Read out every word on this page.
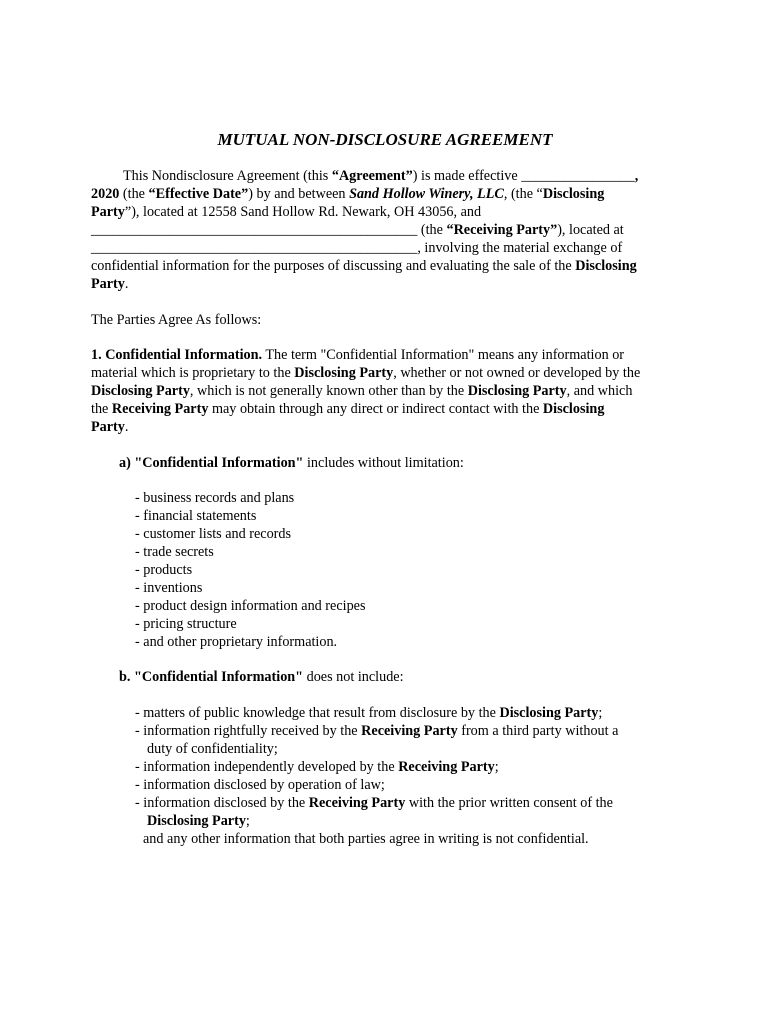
MUTUAL NON-DISCLOSURE AGREEMENT
This Nondisclosure Agreement (this “Agreement”) is made effective ________________,
2020 (the “Effective Date”) by and between Sand Hollow Winery, LLC, (the “Disclosing
Party”), located at 12558 Sand Hollow Rd. Newark, OH 43056, and
______________________________________________ (the “Receiving Party”), located at
______________________________________________, involving the material exchange of
confidential information for the purposes of discussing and evaluating the sale of the Disclosing
Party.
The Parties Agree As follows:
1. Confidential Information. The term "Confidential Information" means any information or
material which is proprietary to the Disclosing Party, whether or not owned or developed by the
Disclosing Party, which is not generally known other than by the Disclosing Party, and which
the Receiving Party may obtain through any direct or indirect contact with the Disclosing
Party.
a) "Confidential Information" includes without limitation:
- business records and plans
- financial statements
- customer lists and records
- trade secrets
- products
- inventions
- product design information and recipes
- pricing structure
- and other proprietary information.
b. "Confidential Information" does not include:
- matters of public knowledge that result from disclosure by the Disclosing Party;
- information rightfully received by the Receiving Party from a third party without a
duty of confidentiality;
- information independently developed by the Receiving Party;
- information disclosed by operation of law;
- information disclosed by the Receiving Party with the prior written consent of the
Disclosing Party;
and any other information that both parties agree in writing is not confidential.
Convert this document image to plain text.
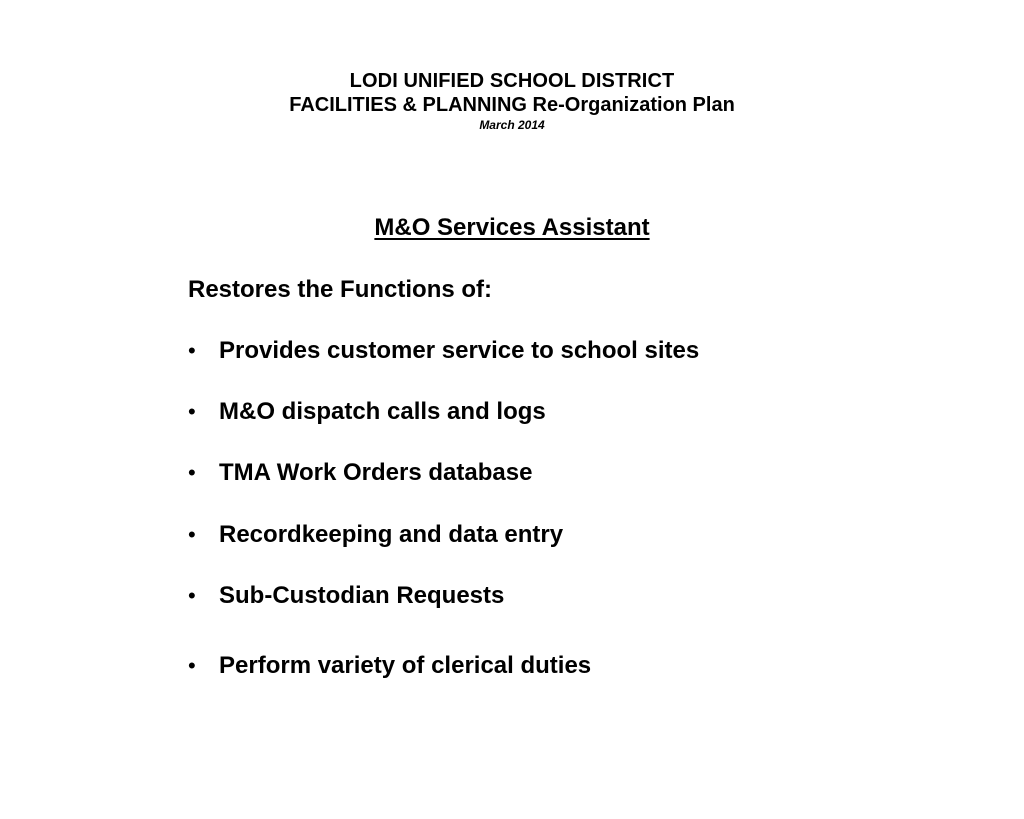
LODI UNIFIED SCHOOL DISTRICT
FACILITIES & PLANNING Re-Organization Plan
March 2014
M&O Services Assistant
Restores the Functions of:
• Provides customer service to school sites
• M&O dispatch calls and logs
• TMA Work Orders database
• Recordkeeping and data entry
• Sub-Custodian Requests
• Perform variety of clerical duties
□ □ □
**Given exercise:**
Output exactly the lines from the one containing "Convert this document image to plain text." through the last line of the records above, both included, and leave out the pictures.

**Output of the task:**
Convert this document image to plain text.
LODI UNIFIED SCHOOL DISTRICT
FACILITIES & PLANNING Re-Organization Plan
March 2014
M&O Services Assistant
Restores the Functions of:
• Provides customer service to school sites
• M&O dispatch calls and logs
• TMA Work Orders database
• Recordkeeping and data entry
• Sub-Custodian Requests
• Perform variety of clerical duties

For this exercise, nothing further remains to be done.